◆ **Directions**
Please render each line of the data below as a JSON list of strings, one string per line, with blank lines and pictures left out.

◆ **Entries provided**
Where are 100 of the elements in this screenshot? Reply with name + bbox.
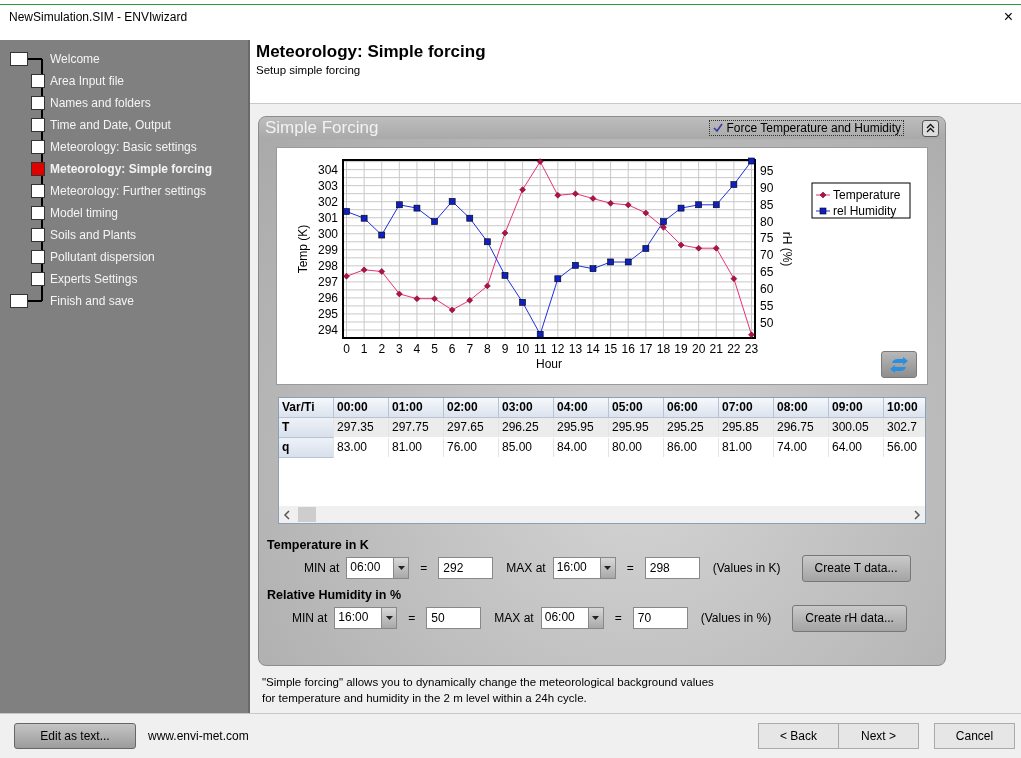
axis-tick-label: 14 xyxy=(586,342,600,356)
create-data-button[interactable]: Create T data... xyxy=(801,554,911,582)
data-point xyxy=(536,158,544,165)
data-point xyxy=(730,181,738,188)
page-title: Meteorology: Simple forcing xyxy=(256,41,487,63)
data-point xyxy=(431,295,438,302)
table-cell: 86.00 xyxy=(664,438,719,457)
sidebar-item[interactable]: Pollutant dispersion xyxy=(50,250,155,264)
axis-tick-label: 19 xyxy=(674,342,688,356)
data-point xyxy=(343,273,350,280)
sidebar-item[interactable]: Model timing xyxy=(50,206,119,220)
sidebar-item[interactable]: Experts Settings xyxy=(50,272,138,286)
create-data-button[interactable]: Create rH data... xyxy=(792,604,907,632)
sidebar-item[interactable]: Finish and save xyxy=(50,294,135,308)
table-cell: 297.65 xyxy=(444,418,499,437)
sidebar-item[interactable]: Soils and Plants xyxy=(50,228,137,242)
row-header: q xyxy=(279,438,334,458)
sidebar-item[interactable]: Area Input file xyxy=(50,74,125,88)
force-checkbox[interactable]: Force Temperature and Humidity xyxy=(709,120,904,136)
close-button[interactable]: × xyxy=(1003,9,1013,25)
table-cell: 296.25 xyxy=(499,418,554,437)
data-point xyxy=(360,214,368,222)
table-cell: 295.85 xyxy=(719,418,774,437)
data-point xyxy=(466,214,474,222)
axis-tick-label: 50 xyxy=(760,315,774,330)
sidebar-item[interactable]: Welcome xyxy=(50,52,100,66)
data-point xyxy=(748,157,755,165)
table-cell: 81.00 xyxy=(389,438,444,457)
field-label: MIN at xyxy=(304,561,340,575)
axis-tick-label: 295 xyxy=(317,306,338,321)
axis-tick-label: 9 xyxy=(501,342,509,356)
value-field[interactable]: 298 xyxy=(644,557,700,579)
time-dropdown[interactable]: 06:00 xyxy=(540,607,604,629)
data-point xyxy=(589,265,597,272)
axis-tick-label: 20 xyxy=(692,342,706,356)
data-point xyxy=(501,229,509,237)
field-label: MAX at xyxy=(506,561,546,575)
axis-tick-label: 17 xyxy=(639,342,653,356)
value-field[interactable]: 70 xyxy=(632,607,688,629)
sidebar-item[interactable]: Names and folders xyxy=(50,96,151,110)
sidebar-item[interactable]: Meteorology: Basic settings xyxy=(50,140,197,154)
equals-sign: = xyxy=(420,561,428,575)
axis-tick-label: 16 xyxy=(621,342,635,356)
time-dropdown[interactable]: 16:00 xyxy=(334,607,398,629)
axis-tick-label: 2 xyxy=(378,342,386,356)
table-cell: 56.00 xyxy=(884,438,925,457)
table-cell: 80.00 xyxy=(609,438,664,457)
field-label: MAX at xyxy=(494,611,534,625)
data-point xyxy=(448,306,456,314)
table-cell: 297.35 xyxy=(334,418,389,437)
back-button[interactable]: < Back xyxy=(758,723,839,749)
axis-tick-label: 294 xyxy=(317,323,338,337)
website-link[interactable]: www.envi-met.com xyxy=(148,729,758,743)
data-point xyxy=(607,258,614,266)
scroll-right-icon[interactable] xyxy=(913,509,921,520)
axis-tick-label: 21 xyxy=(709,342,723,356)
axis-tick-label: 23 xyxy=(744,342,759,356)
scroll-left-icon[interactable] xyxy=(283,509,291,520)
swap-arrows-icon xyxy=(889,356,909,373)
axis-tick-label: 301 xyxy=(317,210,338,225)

◆ **Solution below**
[
  "Where are 100 of the elements in this screenshot? Reply with name + bbox.",
  "axis-tick-label: 14 xyxy=(586,342,600,356)",
  "create-data-button[interactable]: Create T data... xyxy=(801,554,911,582)",
  "data-point xyxy=(536,158,544,165)",
  "data-point xyxy=(730,181,738,188)",
  "page-title: Meteorology: Simple forcing xyxy=(256,41,487,63)",
  "data-point xyxy=(431,295,438,302)",
  "table-cell: 86.00 xyxy=(664,438,719,457)",
  "sidebar-item[interactable]: Pollutant dispersion xyxy=(50,250,155,264)",
  "axis-tick-label: 19 xyxy=(674,342,688,356)",
  "data-point xyxy=(343,273,350,280)",
  "sidebar-item[interactable]: Model timing xyxy=(50,206,119,220)",
  "sidebar-item[interactable]: Experts Settings xyxy=(50,272,138,286)",
  "create-data-button[interactable]: Create rH data... xyxy=(792,604,907,632)",
  "sidebar-item[interactable]: Finish and save xyxy=(50,294,135,308)",
  "table-cell: 297.65 xyxy=(444,418,499,437)",
  "sidebar-item[interactable]: Soils and Plants xyxy=(50,228,137,242)",
  "row-header: q xyxy=(279,438,334,458)",
  "sidebar-item[interactable]: Area Input file xyxy=(50,74,125,88)",
  "force-checkbox[interactable]: Force Temperature and Humidity xyxy=(709,120,904,136)",
  "close-button[interactable]: × xyxy=(1003,9,1013,25)",
  "table-cell: 296.25 xyxy=(499,418,554,437)",
  "data-point xyxy=(360,214,368,222)",
  "table-cell: 295.85 xyxy=(719,418,774,437)",
  "data-point xyxy=(466,214,474,222)",
  "axis-tick-label: 50 xyxy=(760,315,774,330)",
  "sidebar-item[interactable]: Welcome xyxy=(50,52,100,66)",
  "data-point xyxy=(748,157,755,165)",
  "table-cell: 81.00 xyxy=(389,438,444,457)",
  "field-label: MIN at xyxy=(304,561,340,575)",
  "axis-tick-label: 295 xyxy=(317,306,338,321)",
  "axis-tick-label: 9 xyxy=(501,342,509,356)",
  "value-field[interactable]: 298 xyxy=(644,557,700,579)",
  "time-dropdown[interactable]: 06:00 xyxy=(540,607,604,629)",
  "data-point xyxy=(589,265,597,272)",
  "axis-tick-label: 20 xyxy=(692,342,706,356)",
  "data-point xyxy=(501,229,509,237)",
  "field-label: MAX at xyxy=(506,561,546,575)",
  "axis-tick-label: 17 xyxy=(639,342,653,356)",
  "value-field[interactable]: 70 xyxy=(632,607,688,629)",
  "sidebar-item[interactable]: Names and folders xyxy=(50,96,151,110)",
  "sidebar-item[interactable]: Meteorology: Basic settings xyxy=(50,140,197,154)",
  "equals-sign: = xyxy=(420,561,428,575)",
  "axis-tick-label: 16 xyxy=(621,342,635,356)",
  "time-dropdown[interactable]: 16:00 xyxy=(334,607,398,629)",
  "axis-tick-label: 2 xyxy=(378,342,386,356)",
  "table-cell: 56.00 xyxy=(884,438,925,457)",
  "table-cell: 80.00 xyxy=(609,438,664,457)",
  "field-label: MAX at xyxy=(494,611,534,625)",
  "data-point xyxy=(448,306,456,314)",
  "table-cell: 297.35 xyxy=(334,418,389,437)",
  "back-button[interactable]: < Back xyxy=(758,723,839,749)",
  "axis-tick-label: 294 xyxy=(317,323,338,337)",
  "website-link[interactable]: www.envi-met.com xyxy=(148,729,758,743)",
  "data-point xyxy=(607,258,614,266)",
  "scroll-right-icon[interactable] xyxy=(913,509,921,520)",
  "axis-tick-label: 21 xyxy=(709,342,723,356)",
  "axis-tick-label: 23 xyxy=(744,342,759,356)",
  "scroll-left-icon[interactable] xyxy=(283,509,291,520)",
  "swap-arrows-icon xyxy=(889,356,909,373)",
  "axis-tick-label: 301 xyxy=(317,210,338,225)"
]